### TASK PROMPT
Rewrite the part of the study summary that opens with the words "Brain UK study" and closes with "of nerve cells.", substituting "neurons" for every instance of "nerve cells".
═════ DOCUMENT SECTION
Brain UK study ref: 16/005,

Lay summary,

Project status: Closed

Consensus diagnostic criteria of a novel tauopathy associated with anti-IgLON5

Prof Tamas Revesz, University College London

In this disease degeneration of nerve cells takes place in parts of the brain, which are essential for maintaining fundamental functions such as sleep, respiration and movement. This is due to the accumulation of a protein, called tau in the form of insoluble filaments within nerve cells and their processes of specific brain and spinal cord areas. Interestingly in individuals with this disease an antibody can be identified in the blood, which is produced by the affected individual’s immune system (autoantibody) against a protein, called IgLON5, present on the surface of nerve cells.

Our project aims to establish the neuropathological diagnostic criteria of this novel, devastating neurological disease. At the UCL Institute of Neurology two such cases has so far been identified to have the post-mortem findings of anti-IgLON5 antibody-related tauopathy. We would like to use these two cases for this research.

Several neuropathologists working in three different European neuroscience centres met in September 2015 and agreed on the details of this project. The experts agreed using unified criteria for the neuropathological study and the comparison of the six cases, which are currently available in the three European centres.
══════════
═════ INFORMATION SHOWN
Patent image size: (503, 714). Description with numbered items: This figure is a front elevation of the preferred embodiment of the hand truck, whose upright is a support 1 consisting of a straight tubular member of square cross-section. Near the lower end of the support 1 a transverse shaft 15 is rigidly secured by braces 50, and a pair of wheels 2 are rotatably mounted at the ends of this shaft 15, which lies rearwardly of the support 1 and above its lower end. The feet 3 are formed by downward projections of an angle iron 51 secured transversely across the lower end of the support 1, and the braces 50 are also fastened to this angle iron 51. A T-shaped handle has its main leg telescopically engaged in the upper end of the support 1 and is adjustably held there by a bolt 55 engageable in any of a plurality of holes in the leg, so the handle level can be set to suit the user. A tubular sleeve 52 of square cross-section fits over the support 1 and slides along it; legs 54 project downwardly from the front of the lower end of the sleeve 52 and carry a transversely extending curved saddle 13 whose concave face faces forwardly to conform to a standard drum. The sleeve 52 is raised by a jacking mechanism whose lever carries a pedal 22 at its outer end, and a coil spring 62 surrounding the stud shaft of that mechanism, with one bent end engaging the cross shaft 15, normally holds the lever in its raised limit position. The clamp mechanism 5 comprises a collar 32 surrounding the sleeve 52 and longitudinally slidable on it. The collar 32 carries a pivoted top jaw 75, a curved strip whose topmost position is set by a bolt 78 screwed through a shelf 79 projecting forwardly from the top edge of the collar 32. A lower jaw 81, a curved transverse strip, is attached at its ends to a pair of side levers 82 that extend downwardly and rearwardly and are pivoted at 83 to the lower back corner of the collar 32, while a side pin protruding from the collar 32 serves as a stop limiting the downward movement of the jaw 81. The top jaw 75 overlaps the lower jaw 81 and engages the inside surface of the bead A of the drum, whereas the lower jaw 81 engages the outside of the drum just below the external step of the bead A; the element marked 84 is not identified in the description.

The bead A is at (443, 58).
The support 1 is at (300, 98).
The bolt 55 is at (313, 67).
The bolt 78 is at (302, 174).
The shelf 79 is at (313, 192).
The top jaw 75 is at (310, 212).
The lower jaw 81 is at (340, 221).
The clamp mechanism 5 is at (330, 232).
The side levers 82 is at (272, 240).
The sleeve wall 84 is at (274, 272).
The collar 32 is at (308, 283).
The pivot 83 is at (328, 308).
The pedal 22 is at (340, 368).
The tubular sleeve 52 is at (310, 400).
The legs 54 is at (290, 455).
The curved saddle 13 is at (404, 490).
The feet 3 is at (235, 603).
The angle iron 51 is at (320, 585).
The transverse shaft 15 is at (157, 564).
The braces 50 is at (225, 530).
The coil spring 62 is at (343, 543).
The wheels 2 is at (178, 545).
══════════
### SOLVED PROBLEM
Brain UK study ref: 16/005,

Lay summary,

Project status: Closed

Consensus diagnostic criteria of a novel tauopathy associated with anti-IgLON5

Prof Tamas Revesz, University College London

In this disease degeneration of neurons takes place in parts of the brain, which are essential for maintaining fundamental functions such as sleep, respiration and movement. This is due to the accumulation of a protein, called tau in the form of insoluble filaments within neurons and their processes of specific brain and spinal cord areas. Interestingly in individuals with this disease an antibody can be identified in the blood, which is produced by the affected individual’s immune system (autoantibody) against a protein, called IgLON5, present on the surface of neurons.